**DESCRIPTION OF THE TASK**
Take each line containing "this" and report it exactly as written.

**MATERIAL SHOWN**
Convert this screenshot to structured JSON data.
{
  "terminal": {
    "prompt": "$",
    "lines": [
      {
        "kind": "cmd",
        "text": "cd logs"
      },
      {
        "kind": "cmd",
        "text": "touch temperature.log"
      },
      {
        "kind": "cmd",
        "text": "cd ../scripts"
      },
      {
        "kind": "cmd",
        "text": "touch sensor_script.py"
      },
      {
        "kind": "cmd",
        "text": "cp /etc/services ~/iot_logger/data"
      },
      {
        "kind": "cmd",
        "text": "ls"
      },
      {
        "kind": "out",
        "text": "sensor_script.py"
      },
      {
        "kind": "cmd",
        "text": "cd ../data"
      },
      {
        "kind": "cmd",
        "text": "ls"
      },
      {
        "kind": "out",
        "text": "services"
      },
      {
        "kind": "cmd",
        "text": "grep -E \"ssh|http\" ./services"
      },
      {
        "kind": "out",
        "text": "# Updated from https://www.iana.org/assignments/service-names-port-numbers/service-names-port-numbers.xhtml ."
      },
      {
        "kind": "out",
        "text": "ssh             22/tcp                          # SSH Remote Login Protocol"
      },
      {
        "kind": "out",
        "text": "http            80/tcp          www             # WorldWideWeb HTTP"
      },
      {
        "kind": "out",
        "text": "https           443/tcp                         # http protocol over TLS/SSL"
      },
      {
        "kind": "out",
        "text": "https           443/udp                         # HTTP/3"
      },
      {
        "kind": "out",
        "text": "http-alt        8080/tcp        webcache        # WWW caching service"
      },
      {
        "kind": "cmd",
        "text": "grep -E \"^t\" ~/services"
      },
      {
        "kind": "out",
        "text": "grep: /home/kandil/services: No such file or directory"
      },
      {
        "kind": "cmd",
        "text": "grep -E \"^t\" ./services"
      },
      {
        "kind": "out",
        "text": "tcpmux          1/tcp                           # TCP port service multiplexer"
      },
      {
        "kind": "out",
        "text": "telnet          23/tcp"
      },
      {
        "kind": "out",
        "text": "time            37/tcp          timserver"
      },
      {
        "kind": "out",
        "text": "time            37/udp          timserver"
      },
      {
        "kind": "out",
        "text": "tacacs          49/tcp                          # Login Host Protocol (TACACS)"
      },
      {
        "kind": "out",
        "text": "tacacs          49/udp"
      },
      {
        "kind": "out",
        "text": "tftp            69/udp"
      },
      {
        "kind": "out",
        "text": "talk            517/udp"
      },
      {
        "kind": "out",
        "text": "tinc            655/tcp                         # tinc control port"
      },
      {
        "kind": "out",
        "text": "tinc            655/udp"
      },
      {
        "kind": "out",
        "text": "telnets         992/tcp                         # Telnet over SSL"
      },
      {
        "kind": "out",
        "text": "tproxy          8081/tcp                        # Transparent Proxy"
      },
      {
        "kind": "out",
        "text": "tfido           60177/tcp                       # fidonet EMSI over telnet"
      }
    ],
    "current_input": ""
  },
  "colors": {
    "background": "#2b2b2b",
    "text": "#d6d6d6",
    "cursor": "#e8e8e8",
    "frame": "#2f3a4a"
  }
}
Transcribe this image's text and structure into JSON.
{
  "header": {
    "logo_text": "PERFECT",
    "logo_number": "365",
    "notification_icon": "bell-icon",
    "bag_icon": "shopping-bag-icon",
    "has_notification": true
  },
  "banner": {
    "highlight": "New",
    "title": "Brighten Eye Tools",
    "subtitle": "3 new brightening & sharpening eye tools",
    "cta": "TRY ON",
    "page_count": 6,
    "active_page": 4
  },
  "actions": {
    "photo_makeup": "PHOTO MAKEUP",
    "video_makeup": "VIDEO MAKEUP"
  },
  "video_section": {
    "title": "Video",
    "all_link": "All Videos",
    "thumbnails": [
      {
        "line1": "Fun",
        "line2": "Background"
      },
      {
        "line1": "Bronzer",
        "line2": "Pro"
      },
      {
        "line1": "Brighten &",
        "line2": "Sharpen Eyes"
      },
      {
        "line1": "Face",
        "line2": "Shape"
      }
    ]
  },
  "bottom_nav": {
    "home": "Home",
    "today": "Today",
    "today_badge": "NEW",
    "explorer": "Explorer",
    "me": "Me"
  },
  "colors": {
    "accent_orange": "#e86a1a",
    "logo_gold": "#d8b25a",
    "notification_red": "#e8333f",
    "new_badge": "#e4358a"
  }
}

**ANSWER FOR THE TASK**
Convert this screenshot to structured JSON data.
Transcribe this image's text and structure into JSON.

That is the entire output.